* AIM
Go through the entries below and pick out every line with "eller".

* INFORMATION SUPPLIED
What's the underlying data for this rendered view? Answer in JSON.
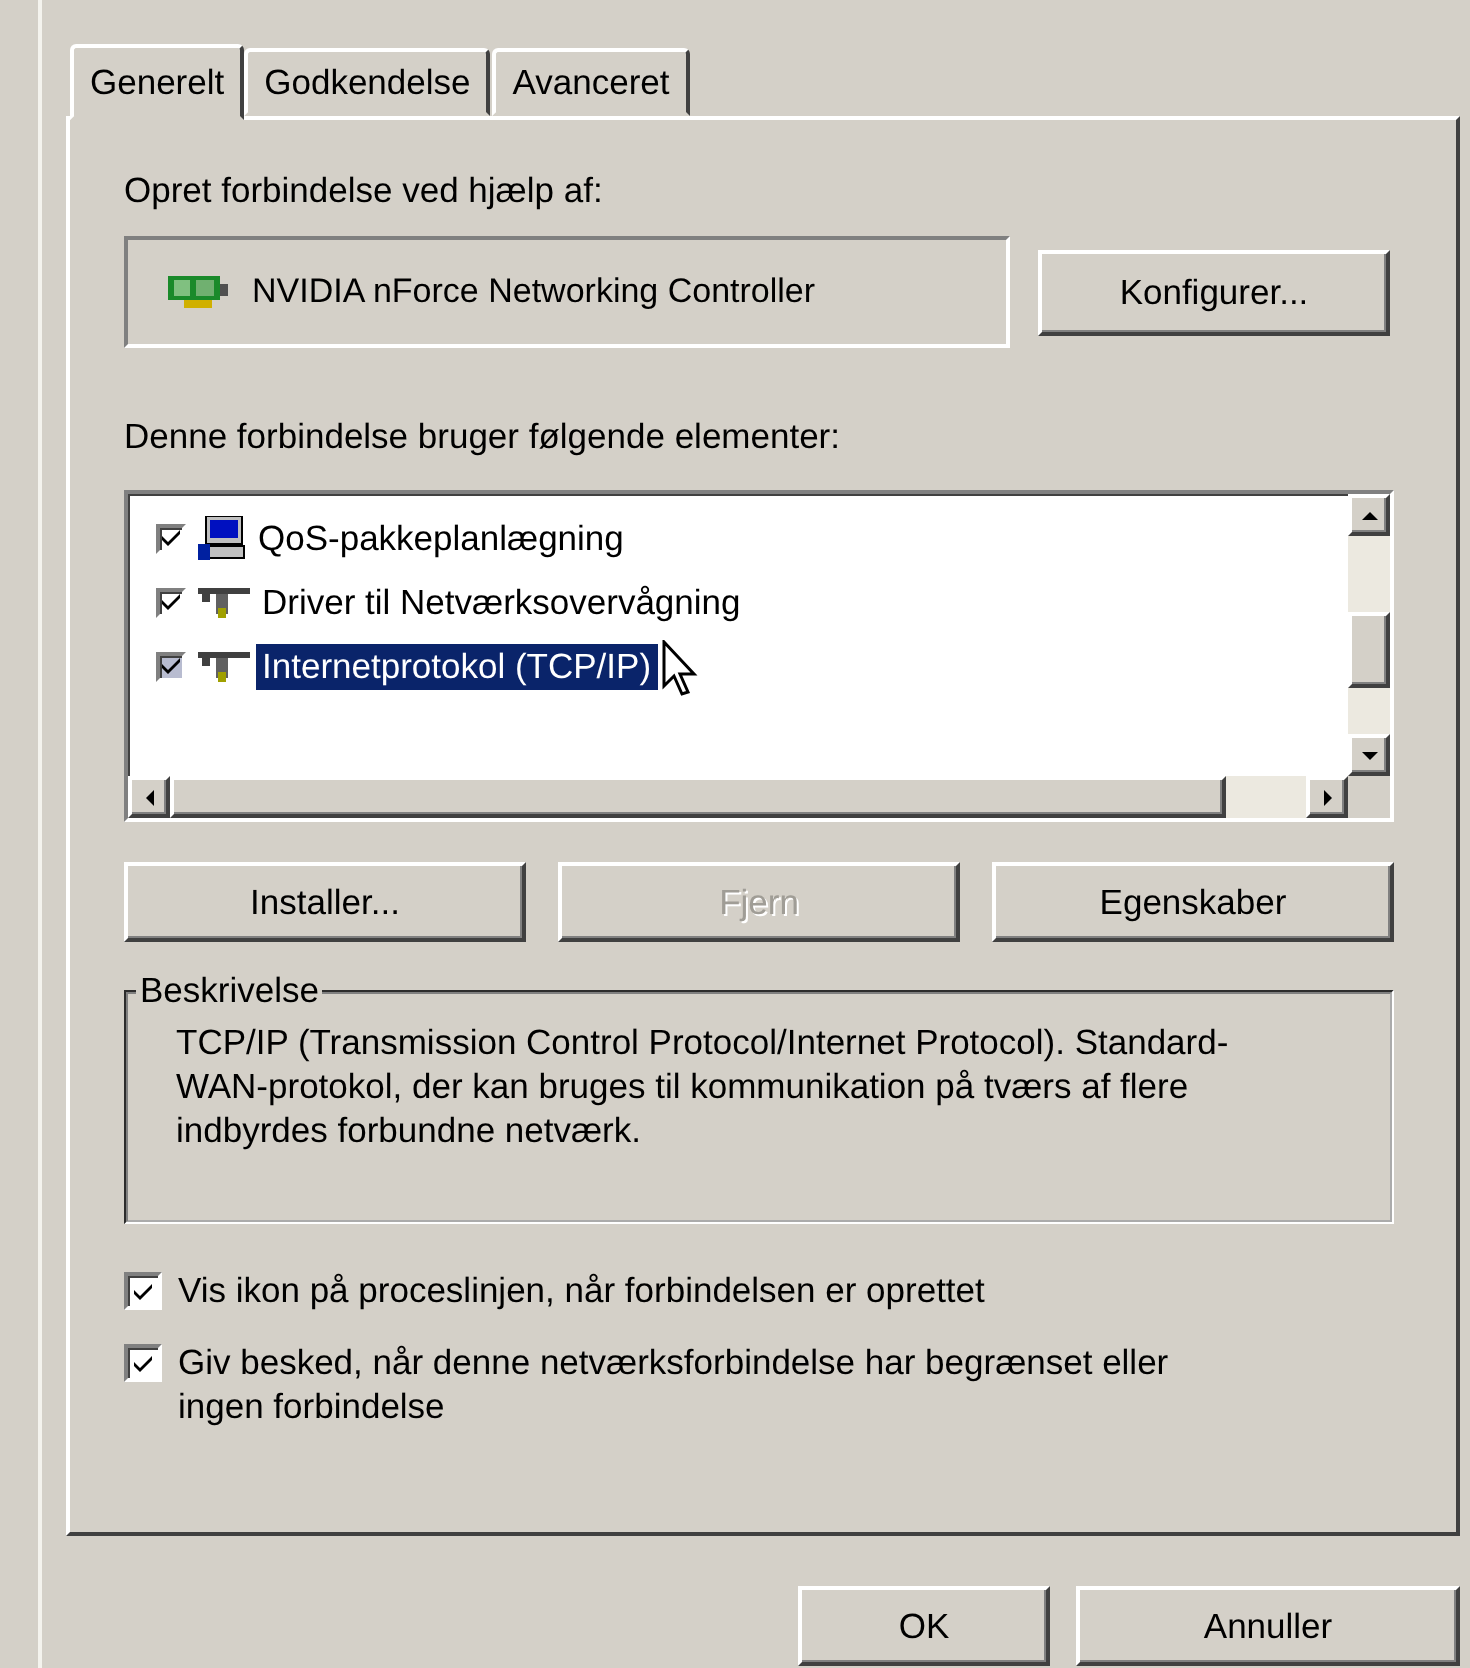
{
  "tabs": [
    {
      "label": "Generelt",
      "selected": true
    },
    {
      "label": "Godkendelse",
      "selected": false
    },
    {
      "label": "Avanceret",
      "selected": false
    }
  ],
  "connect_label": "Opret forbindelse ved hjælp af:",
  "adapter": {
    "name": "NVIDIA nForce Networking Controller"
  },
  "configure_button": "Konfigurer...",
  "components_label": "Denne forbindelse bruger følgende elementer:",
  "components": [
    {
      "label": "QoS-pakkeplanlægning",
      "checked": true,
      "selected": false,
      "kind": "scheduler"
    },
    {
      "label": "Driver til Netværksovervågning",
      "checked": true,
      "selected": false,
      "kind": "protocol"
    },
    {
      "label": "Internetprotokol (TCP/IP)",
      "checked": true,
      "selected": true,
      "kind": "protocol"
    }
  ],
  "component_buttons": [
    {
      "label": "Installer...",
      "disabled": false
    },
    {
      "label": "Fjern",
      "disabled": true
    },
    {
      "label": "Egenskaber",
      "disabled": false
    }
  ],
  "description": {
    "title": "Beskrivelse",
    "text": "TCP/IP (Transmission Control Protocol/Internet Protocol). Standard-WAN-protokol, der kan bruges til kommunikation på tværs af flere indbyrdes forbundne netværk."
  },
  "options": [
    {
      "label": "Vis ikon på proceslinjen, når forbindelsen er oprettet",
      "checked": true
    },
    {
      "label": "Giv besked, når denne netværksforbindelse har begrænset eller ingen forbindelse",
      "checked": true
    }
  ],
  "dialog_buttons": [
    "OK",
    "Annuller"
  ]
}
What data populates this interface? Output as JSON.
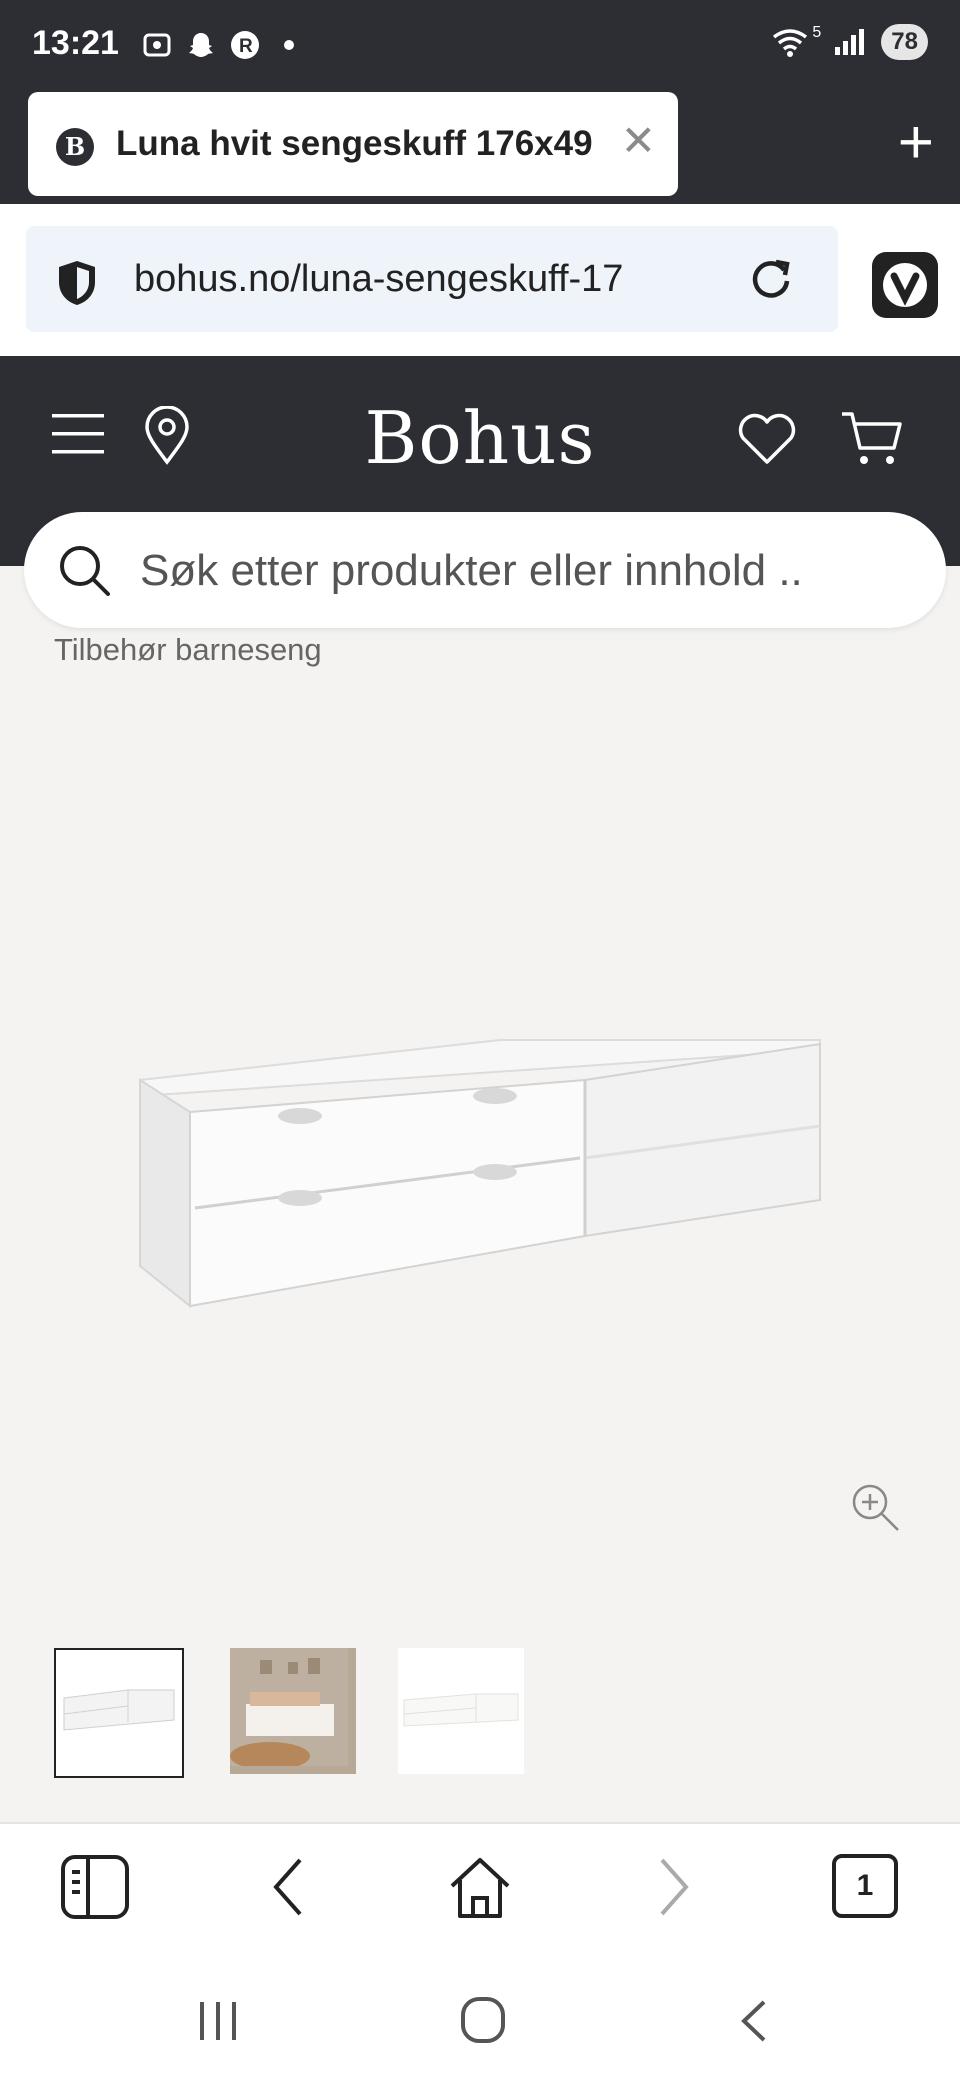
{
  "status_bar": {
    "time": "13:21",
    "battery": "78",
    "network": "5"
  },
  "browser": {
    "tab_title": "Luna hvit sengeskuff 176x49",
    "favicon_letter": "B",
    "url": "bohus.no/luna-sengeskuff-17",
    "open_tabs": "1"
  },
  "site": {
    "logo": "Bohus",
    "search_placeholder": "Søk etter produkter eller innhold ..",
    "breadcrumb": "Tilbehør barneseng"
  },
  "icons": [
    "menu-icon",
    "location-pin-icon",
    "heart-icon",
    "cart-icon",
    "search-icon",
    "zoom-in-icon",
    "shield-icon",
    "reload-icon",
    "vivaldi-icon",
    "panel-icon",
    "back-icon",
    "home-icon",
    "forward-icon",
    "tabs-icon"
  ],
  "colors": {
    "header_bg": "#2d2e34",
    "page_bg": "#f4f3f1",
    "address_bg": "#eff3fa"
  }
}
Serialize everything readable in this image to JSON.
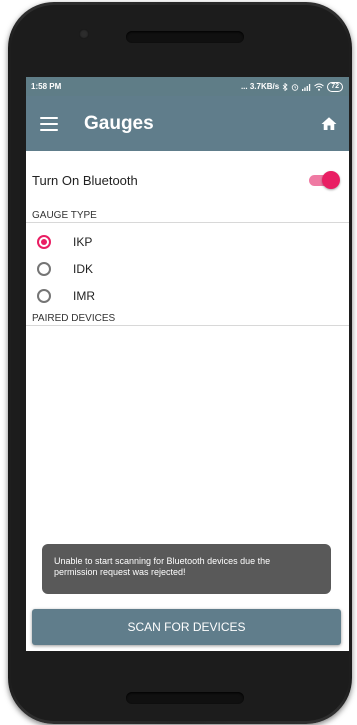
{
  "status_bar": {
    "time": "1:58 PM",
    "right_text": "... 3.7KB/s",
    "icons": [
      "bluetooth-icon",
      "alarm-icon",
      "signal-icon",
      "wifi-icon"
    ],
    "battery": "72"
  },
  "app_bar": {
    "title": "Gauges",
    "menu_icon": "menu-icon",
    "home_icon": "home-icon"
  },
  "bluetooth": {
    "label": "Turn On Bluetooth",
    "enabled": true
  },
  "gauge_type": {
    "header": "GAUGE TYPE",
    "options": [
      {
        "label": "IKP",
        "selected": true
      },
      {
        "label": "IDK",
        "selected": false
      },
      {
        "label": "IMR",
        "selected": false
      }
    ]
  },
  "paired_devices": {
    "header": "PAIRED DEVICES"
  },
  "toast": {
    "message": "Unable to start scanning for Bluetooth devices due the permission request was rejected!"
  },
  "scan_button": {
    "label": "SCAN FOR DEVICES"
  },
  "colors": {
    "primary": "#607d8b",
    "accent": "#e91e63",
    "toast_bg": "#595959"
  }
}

* RESPONSE TO THIS TASK
      "label": "Giv besked, når denne netværksforbindelse har begrænset eller ingen forbindelse",
    "search_placeholder": "Søk etter produkter eller innhold ..",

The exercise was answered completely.